● Document
We’ve just published a new Perl School book: Design Patterns in Modern Perl by Mohammad Sajid Anwar.
It’s been a while since we last released a new title, and in the meantime, the world of eBooks has moved on – Amazon don’t use .mobi any more, tools have changed, and my old “it mostly works if you squint” build pipeline was starting to creak.
On top of that, we had a hard deadline: we wanted the book ready in time for the London Perl Workshop. As the date loomed, last-minute fixes and manual tweaks became more and more terrifying. We really needed a reliable, reproducible way to go from manuscript to “good quality PDF + EPUB” every time.
So over the last couple of weeks, I’ve been rebuilding the Perl School book pipeline from the ground up. This post is the story of that process, the tools I ended up using, and how you can steal it for your own books.
The old world, and why it wasn’t good enough
The original Perl School pipeline dates back to a very different era:
Amazon wanted
.mobifiles.EPUB support was patchy.

● Written exercise 1
Print the rows without changes, from the first row through the row containing "back-extra-input[interactable] [10, 319, 590, 351]", including both.
The post above and the rows that come after it are unrelated.

● Dataset rows
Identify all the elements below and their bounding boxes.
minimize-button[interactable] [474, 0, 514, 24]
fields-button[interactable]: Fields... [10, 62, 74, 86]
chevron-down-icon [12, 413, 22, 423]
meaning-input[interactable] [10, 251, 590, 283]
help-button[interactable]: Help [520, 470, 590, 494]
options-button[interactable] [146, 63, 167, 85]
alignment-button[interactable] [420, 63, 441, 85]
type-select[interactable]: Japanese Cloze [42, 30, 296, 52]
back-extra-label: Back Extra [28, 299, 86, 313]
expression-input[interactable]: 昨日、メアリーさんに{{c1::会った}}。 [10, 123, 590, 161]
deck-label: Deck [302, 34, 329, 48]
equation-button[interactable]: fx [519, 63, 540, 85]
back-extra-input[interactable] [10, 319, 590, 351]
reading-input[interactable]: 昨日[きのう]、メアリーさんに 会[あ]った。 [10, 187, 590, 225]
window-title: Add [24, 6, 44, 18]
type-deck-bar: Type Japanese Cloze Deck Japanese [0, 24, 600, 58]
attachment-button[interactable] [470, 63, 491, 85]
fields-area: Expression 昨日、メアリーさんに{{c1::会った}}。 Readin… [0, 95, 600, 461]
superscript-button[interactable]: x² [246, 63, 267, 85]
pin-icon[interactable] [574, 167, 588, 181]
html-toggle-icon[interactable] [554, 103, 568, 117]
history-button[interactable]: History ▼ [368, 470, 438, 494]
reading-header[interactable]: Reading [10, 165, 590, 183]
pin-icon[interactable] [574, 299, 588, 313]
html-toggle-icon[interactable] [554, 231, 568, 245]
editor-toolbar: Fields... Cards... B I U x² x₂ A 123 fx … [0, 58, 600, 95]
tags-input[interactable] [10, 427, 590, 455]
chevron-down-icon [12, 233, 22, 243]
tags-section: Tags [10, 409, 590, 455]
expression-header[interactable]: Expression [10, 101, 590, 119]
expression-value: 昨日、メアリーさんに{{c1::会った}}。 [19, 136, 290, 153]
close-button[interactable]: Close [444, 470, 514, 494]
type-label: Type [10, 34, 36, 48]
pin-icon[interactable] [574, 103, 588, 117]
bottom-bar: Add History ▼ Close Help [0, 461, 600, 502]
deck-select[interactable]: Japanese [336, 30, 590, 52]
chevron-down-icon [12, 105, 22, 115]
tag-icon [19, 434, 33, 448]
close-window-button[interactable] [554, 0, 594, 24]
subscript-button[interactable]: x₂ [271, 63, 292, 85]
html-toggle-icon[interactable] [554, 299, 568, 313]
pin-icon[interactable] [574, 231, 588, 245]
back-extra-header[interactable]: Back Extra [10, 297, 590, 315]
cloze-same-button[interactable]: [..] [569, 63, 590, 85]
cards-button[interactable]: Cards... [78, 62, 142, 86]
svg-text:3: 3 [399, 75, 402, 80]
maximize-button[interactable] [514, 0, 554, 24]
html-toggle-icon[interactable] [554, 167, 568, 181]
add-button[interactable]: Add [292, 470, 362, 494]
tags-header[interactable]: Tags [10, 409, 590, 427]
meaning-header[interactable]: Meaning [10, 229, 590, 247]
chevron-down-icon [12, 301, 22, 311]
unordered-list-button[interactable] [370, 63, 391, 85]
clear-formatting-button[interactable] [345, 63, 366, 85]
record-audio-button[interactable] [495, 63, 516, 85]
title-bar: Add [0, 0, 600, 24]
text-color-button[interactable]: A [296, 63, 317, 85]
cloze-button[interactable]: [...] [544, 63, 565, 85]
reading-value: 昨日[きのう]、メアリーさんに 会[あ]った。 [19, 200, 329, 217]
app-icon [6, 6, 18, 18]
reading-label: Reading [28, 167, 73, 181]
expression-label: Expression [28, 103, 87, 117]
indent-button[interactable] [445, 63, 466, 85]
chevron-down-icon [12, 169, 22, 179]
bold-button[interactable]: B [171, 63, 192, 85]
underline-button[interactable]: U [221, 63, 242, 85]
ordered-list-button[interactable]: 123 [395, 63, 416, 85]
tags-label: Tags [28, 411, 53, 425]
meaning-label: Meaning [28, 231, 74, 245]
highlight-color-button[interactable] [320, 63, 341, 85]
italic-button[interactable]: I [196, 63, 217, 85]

● Written exercise 2
Summarize the post about the Perl School book pipeline in two sentences.

● Complete response 1
Identify all the elements below and their bounding boxes.
minimize-button[interactable] [474, 0, 514, 24]
fields-button[interactable]: Fields... [10, 62, 74, 86]
chevron-down-icon [12, 413, 22, 423]
meaning-input[interactable] [10, 251, 590, 283]
help-button[interactable]: Help [520, 470, 590, 494]
options-button[interactable] [146, 63, 167, 85]
alignment-button[interactable] [420, 63, 441, 85]
type-select[interactable]: Japanese Cloze [42, 30, 296, 52]
back-extra-label: Back Extra [28, 299, 86, 313]
expression-input[interactable]: 昨日、メアリーさんに{{c1::会った}}。 [10, 123, 590, 161]
deck-label: Deck [302, 34, 329, 48]
equation-button[interactable]: fx [519, 63, 540, 85]
back-extra-input[interactable] [10, 319, 590, 351]

● Complete response 2
Perl School has published Design Patterns in Modern Perl by Mohammad Sajid Anwar. Changes in eBooks, such as Amazon no longer using .mobi, and a hard deadline of the London Perl Workshop led to the old build pipeline being rebuilt from the ground up, and the post describes that process, the tools used, and how readers can reuse it for their own books.